_Data entries_.
★ ★ ★ ★
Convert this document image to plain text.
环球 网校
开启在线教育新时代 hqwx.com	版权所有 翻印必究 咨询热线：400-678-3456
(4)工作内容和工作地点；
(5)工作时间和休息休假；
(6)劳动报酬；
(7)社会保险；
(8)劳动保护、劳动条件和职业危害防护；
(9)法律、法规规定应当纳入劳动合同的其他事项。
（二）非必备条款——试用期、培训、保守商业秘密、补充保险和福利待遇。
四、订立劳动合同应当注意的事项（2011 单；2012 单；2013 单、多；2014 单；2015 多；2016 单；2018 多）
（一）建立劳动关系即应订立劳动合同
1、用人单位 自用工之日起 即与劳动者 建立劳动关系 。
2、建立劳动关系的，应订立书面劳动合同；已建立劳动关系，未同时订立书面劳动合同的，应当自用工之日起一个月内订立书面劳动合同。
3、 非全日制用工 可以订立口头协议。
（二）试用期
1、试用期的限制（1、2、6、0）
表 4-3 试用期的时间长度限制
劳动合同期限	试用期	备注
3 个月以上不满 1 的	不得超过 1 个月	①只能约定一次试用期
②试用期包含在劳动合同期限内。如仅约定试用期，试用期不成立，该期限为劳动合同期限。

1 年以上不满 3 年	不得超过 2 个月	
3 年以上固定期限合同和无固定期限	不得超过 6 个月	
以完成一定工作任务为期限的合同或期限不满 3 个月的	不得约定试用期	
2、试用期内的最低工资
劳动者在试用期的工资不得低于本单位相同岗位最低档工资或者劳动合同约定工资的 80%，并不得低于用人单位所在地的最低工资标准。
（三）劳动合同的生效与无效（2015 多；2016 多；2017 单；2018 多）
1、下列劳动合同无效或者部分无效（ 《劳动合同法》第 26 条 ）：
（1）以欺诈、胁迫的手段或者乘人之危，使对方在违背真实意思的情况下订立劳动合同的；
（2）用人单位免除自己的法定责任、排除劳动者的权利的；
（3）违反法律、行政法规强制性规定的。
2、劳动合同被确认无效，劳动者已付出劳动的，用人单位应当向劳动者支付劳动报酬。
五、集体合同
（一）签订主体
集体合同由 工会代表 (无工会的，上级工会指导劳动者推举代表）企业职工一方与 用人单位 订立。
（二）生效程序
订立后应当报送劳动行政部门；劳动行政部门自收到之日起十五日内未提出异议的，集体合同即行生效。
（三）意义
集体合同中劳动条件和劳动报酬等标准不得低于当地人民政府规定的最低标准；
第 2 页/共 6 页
★ ★ ★ ★
_TASK REQUIREMENTS_. Gather, from the listing above, every line carrying the word "不得超过".

_EXERCISE SOLUTION_.
3 个月以上不满 1 的	不得超过 1 个月	①只能约定一次试用期
1 年以上不满 3 年	不得超过 2 个月	
3 年以上固定期限合同和无固定期限	不得超过 6 个月	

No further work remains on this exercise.